- _Provided data_
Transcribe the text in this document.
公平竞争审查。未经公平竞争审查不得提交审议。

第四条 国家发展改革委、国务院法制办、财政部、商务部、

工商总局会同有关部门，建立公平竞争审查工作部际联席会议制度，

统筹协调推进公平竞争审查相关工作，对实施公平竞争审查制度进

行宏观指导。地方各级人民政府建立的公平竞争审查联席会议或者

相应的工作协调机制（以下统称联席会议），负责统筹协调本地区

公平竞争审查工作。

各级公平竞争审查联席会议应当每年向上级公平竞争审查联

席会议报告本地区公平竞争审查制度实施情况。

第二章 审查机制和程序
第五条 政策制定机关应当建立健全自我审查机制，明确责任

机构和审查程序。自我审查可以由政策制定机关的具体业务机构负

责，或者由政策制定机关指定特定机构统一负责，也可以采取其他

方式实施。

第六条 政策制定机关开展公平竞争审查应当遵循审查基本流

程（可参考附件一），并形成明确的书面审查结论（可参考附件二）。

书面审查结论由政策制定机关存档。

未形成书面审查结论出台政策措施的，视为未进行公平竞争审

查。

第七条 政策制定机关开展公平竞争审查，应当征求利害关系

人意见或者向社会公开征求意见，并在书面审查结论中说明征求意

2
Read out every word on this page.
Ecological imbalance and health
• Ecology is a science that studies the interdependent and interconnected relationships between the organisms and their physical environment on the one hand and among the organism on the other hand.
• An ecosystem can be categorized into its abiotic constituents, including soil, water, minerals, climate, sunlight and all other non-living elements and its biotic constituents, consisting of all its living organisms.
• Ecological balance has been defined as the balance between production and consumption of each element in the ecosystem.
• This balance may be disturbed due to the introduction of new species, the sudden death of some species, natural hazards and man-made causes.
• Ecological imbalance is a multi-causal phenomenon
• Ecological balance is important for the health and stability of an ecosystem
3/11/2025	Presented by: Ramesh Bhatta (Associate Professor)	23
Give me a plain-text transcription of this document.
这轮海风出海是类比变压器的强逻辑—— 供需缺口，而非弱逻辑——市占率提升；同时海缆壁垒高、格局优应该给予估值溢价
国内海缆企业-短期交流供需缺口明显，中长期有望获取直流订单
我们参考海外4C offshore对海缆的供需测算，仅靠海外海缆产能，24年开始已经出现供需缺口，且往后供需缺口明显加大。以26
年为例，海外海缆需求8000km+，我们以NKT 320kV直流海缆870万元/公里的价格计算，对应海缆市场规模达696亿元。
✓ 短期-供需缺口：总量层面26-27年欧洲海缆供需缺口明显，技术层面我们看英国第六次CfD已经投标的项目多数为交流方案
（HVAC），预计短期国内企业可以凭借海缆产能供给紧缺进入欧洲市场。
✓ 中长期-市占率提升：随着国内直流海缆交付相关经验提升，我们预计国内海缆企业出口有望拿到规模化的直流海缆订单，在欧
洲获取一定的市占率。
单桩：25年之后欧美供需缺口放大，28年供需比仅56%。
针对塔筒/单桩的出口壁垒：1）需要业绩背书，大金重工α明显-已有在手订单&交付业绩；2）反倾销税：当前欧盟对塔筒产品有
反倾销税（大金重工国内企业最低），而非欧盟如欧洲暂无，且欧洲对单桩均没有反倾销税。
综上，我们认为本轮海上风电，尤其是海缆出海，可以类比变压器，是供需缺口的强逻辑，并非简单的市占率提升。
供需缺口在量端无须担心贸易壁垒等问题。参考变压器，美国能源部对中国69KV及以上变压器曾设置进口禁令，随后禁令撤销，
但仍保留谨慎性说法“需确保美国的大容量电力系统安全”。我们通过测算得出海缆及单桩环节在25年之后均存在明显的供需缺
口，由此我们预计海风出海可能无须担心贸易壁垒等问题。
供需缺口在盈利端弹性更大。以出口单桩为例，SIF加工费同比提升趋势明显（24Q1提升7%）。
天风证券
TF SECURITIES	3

- _Directions for this task_
In the records above, find each line holding "organisms" and copy it.

- _Expected output_
• Ecology is a science that studies the interdependent and interconnected relationships between the organisms and their physical environment on the one hand and among the organism on the other hand.
• An ecosystem can be categorized into its abiotic constituents, including soil, water, minerals, climate, sunlight and all other non-living elements and its biotic constituents, consisting of all its living organisms.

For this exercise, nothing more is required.